ENTRIES »
(begin)
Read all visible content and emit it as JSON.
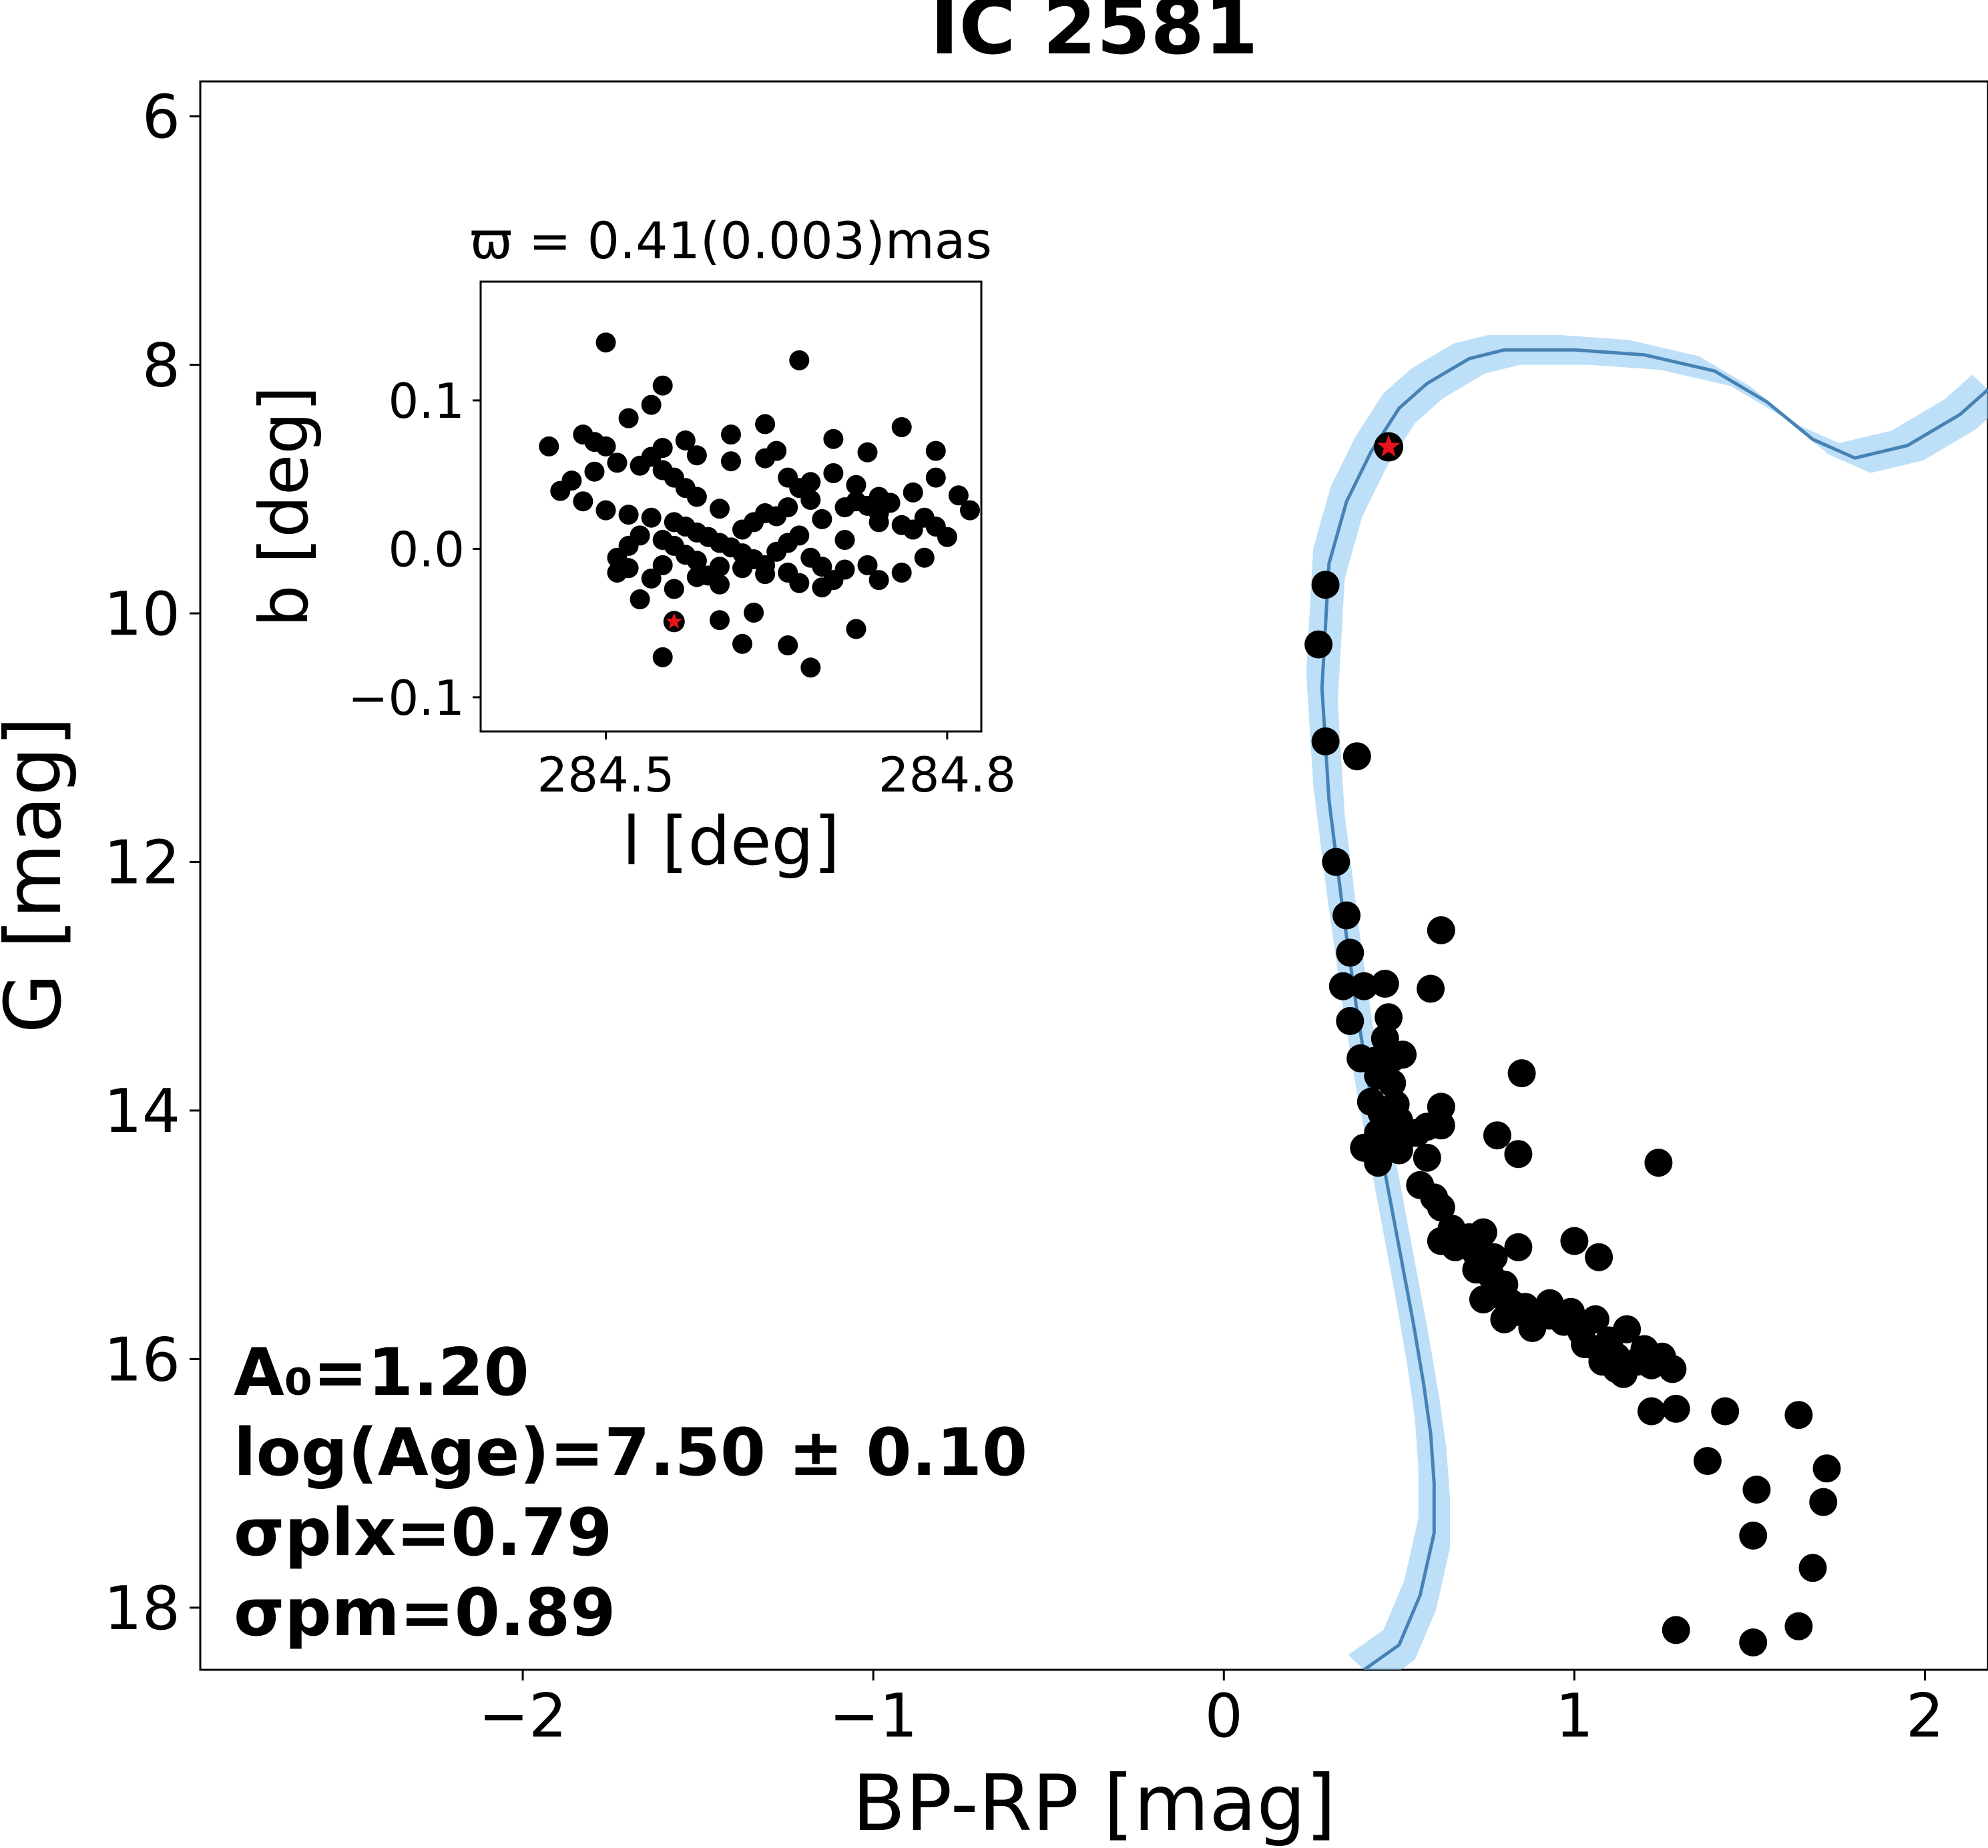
{
  "chart_data": [
    {
      "type": "scatter",
      "title": "IC 2581",
      "xlabel": "BP-RP [mag]",
      "ylabel": "G [mag]",
      "xlim": [
        -2.92,
        2.18
      ],
      "ylim": [
        18.5,
        5.72
      ],
      "y_inverted": true,
      "xticks": [
        -2,
        -1,
        0,
        1,
        2
      ],
      "xtick_labels": [
        "−2",
        "−1",
        "0",
        "1",
        "2"
      ],
      "yticks": [
        6,
        8,
        10,
        12,
        14,
        16,
        18
      ],
      "ytick_labels": [
        "6",
        "8",
        "10",
        "12",
        "14",
        "16",
        "18"
      ],
      "colors": {
        "members": "#000000",
        "isochrone_line": "#4682b4",
        "isochrone_band": "#87c5f0",
        "highlight_star": "#e8141c"
      },
      "annotations": {
        "a0": "A₀=1.20",
        "age": "log(Age)=7.50 ± 0.10",
        "sigma_plx": "σplx=0.79",
        "sigma_pm": "σpm=0.89"
      },
      "highlight_star": {
        "x": 0.47,
        "y": 8.66
      },
      "series": [
        {
          "type": "scatter",
          "points": [
            [
              0.29,
              9.77
            ],
            [
              0.27,
              10.25
            ],
            [
              0.29,
              11.03
            ],
            [
              0.38,
              11.15
            ],
            [
              0.32,
              12.0
            ],
            [
              0.35,
              12.43
            ],
            [
              0.36,
              12.73
            ],
            [
              0.34,
              13.0
            ],
            [
              0.36,
              13.28
            ],
            [
              0.4,
              13.0
            ],
            [
              0.46,
              12.98
            ],
            [
              0.47,
              13.25
            ],
            [
              0.46,
              13.42
            ],
            [
              0.48,
              13.58
            ],
            [
              0.39,
              13.58
            ],
            [
              0.43,
              13.6
            ],
            [
              0.51,
              13.55
            ],
            [
              0.44,
              13.72
            ],
            [
              0.48,
              13.78
            ],
            [
              0.49,
              13.95
            ],
            [
              0.42,
              13.93
            ],
            [
              0.45,
              14.02
            ],
            [
              0.5,
              14.08
            ],
            [
              0.44,
              14.18
            ],
            [
              0.51,
              14.22
            ],
            [
              0.46,
              14.28
            ],
            [
              0.4,
              14.3
            ],
            [
              0.5,
              14.32
            ],
            [
              0.44,
              14.42
            ],
            [
              0.55,
              14.18
            ],
            [
              0.58,
              14.38
            ],
            [
              0.58,
              14.13
            ],
            [
              0.62,
              14.12
            ],
            [
              0.62,
              13.97
            ],
            [
              0.59,
              13.02
            ],
            [
              0.62,
              12.55
            ],
            [
              0.78,
              14.2
            ],
            [
              0.84,
              14.35
            ],
            [
              0.85,
              13.7
            ],
            [
              1.24,
              14.42
            ],
            [
              0.56,
              14.6
            ],
            [
              0.6,
              14.7
            ],
            [
              0.62,
              14.78
            ],
            [
              0.65,
              14.95
            ],
            [
              0.62,
              15.05
            ],
            [
              0.66,
              15.1
            ],
            [
              0.7,
              15.02
            ],
            [
              0.72,
              15.15
            ],
            [
              0.74,
              14.98
            ],
            [
              0.77,
              15.18
            ],
            [
              0.72,
              15.28
            ],
            [
              0.76,
              15.32
            ],
            [
              0.8,
              15.4
            ],
            [
              0.78,
              15.48
            ],
            [
              0.74,
              15.52
            ],
            [
              0.82,
              15.55
            ],
            [
              0.84,
              15.62
            ],
            [
              0.86,
              15.58
            ],
            [
              0.8,
              15.68
            ],
            [
              0.84,
              15.1
            ],
            [
              0.88,
              15.75
            ],
            [
              0.93,
              15.65
            ],
            [
              0.97,
              15.7
            ],
            [
              0.99,
              15.62
            ],
            [
              1.02,
              15.78
            ],
            [
              1.06,
              15.68
            ],
            [
              1.03,
              15.88
            ],
            [
              1.07,
              15.92
            ],
            [
              1.1,
              15.85
            ],
            [
              1.12,
              15.98
            ],
            [
              1.15,
              15.76
            ],
            [
              1.18,
              16.02
            ],
            [
              1.12,
              16.08
            ],
            [
              1.2,
              15.92
            ],
            [
              1.22,
              16.05
            ],
            [
              1.14,
              16.12
            ],
            [
              1.08,
              16.02
            ],
            [
              1.25,
              15.98
            ],
            [
              1.28,
              16.08
            ],
            [
              1.0,
              15.05
            ],
            [
              1.07,
              15.18
            ],
            [
              0.93,
              15.55
            ],
            [
              1.22,
              16.42
            ],
            [
              1.29,
              16.4
            ],
            [
              1.43,
              16.42
            ],
            [
              1.38,
              16.82
            ],
            [
              1.52,
              17.05
            ],
            [
              1.51,
              17.42
            ],
            [
              1.64,
              16.45
            ],
            [
              1.72,
              16.88
            ],
            [
              1.71,
              17.15
            ],
            [
              1.68,
              17.68
            ],
            [
              1.64,
              18.15
            ],
            [
              1.29,
              18.18
            ],
            [
              1.51,
              18.28
            ]
          ]
        },
        {
          "type": "line",
          "name": "",
          "points": [
            [
              0.4,
              18.5
            ],
            [
              0.5,
              18.3
            ],
            [
              0.56,
              17.9
            ],
            [
              0.6,
              17.4
            ],
            [
              0.6,
              17.0
            ],
            [
              0.59,
              16.6
            ],
            [
              0.57,
              16.2
            ],
            [
              0.54,
              15.7
            ],
            [
              0.5,
              15.1
            ],
            [
              0.46,
              14.5
            ],
            [
              0.42,
              13.9
            ],
            [
              0.38,
              13.2
            ],
            [
              0.34,
              12.4
            ],
            [
              0.3,
              11.5
            ],
            [
              0.28,
              10.6
            ],
            [
              0.3,
              9.6
            ],
            [
              0.35,
              9.1
            ],
            [
              0.42,
              8.7
            ],
            [
              0.5,
              8.35
            ],
            [
              0.58,
              8.15
            ],
            [
              0.7,
              7.95
            ],
            [
              0.8,
              7.88
            ],
            [
              1.0,
              7.88
            ],
            [
              1.2,
              7.92
            ],
            [
              1.4,
              8.05
            ],
            [
              1.55,
              8.3
            ],
            [
              1.68,
              8.6
            ],
            [
              1.8,
              8.75
            ],
            [
              1.95,
              8.65
            ],
            [
              2.1,
              8.4
            ],
            [
              2.18,
              8.2
            ]
          ]
        }
      ]
    },
    {
      "type": "scatter",
      "title": "ϖ = 0.41(0.003)mas",
      "xlabel": "l [deg]",
      "ylabel": "b [deg]",
      "xlim": [
        284.39,
        284.83
      ],
      "ylim": [
        -0.123,
        0.18
      ],
      "xticks": [
        284.5,
        284.8
      ],
      "xtick_labels": [
        "284.5",
        "284.8"
      ],
      "yticks": [
        -0.1,
        0.0,
        0.1
      ],
      "ytick_labels": [
        "−0.1",
        "0.0",
        "0.1"
      ],
      "highlight_star": {
        "x": 284.56,
        "y": -0.049
      },
      "points": [
        [
          284.45,
          0.069
        ],
        [
          284.57,
          0.073
        ],
        [
          284.61,
          0.077
        ],
        [
          284.52,
          0.088
        ],
        [
          284.64,
          0.084
        ],
        [
          284.54,
          0.097
        ],
        [
          284.55,
          0.11
        ],
        [
          284.5,
          0.139
        ],
        [
          284.67,
          0.127
        ],
        [
          284.7,
          0.074
        ],
        [
          284.73,
          0.065
        ],
        [
          284.48,
          0.077
        ],
        [
          284.49,
          0.072
        ],
        [
          284.5,
          0.069
        ],
        [
          284.54,
          0.062
        ],
        [
          284.55,
          0.068
        ],
        [
          284.58,
          0.063
        ],
        [
          284.61,
          0.059
        ],
        [
          284.64,
          0.061
        ],
        [
          284.65,
          0.066
        ],
        [
          284.66,
          0.048
        ],
        [
          284.67,
          0.041
        ],
        [
          284.68,
          0.045
        ],
        [
          284.7,
          0.051
        ],
        [
          284.72,
          0.043
        ],
        [
          284.74,
          0.035
        ],
        [
          284.68,
          0.033
        ],
        [
          284.66,
          0.028
        ],
        [
          284.65,
          0.022
        ],
        [
          284.64,
          0.024
        ],
        [
          284.63,
          0.018
        ],
        [
          284.62,
          0.013
        ],
        [
          284.6,
          0.027
        ],
        [
          284.58,
          0.035
        ],
        [
          284.57,
          0.041
        ],
        [
          284.56,
          0.048
        ],
        [
          284.55,
          0.053
        ],
        [
          284.53,
          0.056
        ],
        [
          284.51,
          0.058
        ],
        [
          284.49,
          0.052
        ],
        [
          284.47,
          0.046
        ],
        [
          284.46,
          0.039
        ],
        [
          284.48,
          0.032
        ],
        [
          284.5,
          0.026
        ],
        [
          284.52,
          0.023
        ],
        [
          284.54,
          0.021
        ],
        [
          284.56,
          0.018
        ],
        [
          284.57,
          0.015
        ],
        [
          284.58,
          0.011
        ],
        [
          284.59,
          0.008
        ],
        [
          284.6,
          0.004
        ],
        [
          284.61,
          0.001
        ],
        [
          284.62,
          -0.003
        ],
        [
          284.63,
          -0.007
        ],
        [
          284.64,
          -0.011
        ],
        [
          284.65,
          -0.002
        ],
        [
          284.66,
          0.004
        ],
        [
          284.67,
          0.009
        ],
        [
          284.68,
          -0.006
        ],
        [
          284.69,
          -0.012
        ],
        [
          284.7,
          -0.021
        ],
        [
          284.71,
          0.006
        ],
        [
          284.74,
          0.018
        ],
        [
          284.76,
          0.016
        ],
        [
          284.77,
          0.013
        ],
        [
          284.78,
          0.021
        ],
        [
          284.79,
          0.015
        ],
        [
          284.6,
          -0.012
        ],
        [
          284.59,
          -0.018
        ],
        [
          284.58,
          -0.008
        ],
        [
          284.57,
          -0.004
        ],
        [
          284.56,
          0.002
        ],
        [
          284.55,
          0.006
        ],
        [
          284.53,
          0.009
        ],
        [
          284.52,
          0.002
        ],
        [
          284.51,
          -0.006
        ],
        [
          284.52,
          -0.013
        ],
        [
          284.51,
          -0.016
        ],
        [
          284.55,
          -0.011
        ],
        [
          284.58,
          -0.019
        ],
        [
          284.6,
          -0.024
        ],
        [
          284.62,
          -0.013
        ],
        [
          284.64,
          -0.017
        ],
        [
          284.66,
          -0.016
        ],
        [
          284.67,
          -0.023
        ],
        [
          284.69,
          -0.026
        ],
        [
          284.71,
          -0.014
        ],
        [
          284.73,
          -0.011
        ],
        [
          284.69,
          0.02
        ],
        [
          284.71,
          0.028
        ],
        [
          284.72,
          0.032
        ],
        [
          284.73,
          0.029
        ],
        [
          284.74,
          0.024
        ],
        [
          284.75,
          0.031
        ],
        [
          284.77,
          0.038
        ],
        [
          284.79,
          0.048
        ],
        [
          284.81,
          0.036
        ],
        [
          284.82,
          0.026
        ],
        [
          284.8,
          0.008
        ],
        [
          284.78,
          -0.006
        ],
        [
          284.76,
          -0.016
        ],
        [
          284.74,
          -0.021
        ],
        [
          284.63,
          -0.043
        ],
        [
          284.66,
          -0.065
        ],
        [
          284.62,
          -0.064
        ],
        [
          284.68,
          -0.08
        ],
        [
          284.55,
          -0.073
        ],
        [
          284.72,
          -0.054
        ],
        [
          284.6,
          -0.048
        ],
        [
          284.56,
          -0.027
        ],
        [
          284.54,
          -0.02
        ],
        [
          284.53,
          -0.034
        ],
        [
          284.76,
          0.082
        ],
        [
          284.79,
          0.066
        ]
      ]
    }
  ]
}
(end)
REQUIREMENTS » Check each line above for the word "type" and give the number of lines that have it, nothing else.

TASK SOLUTION » 4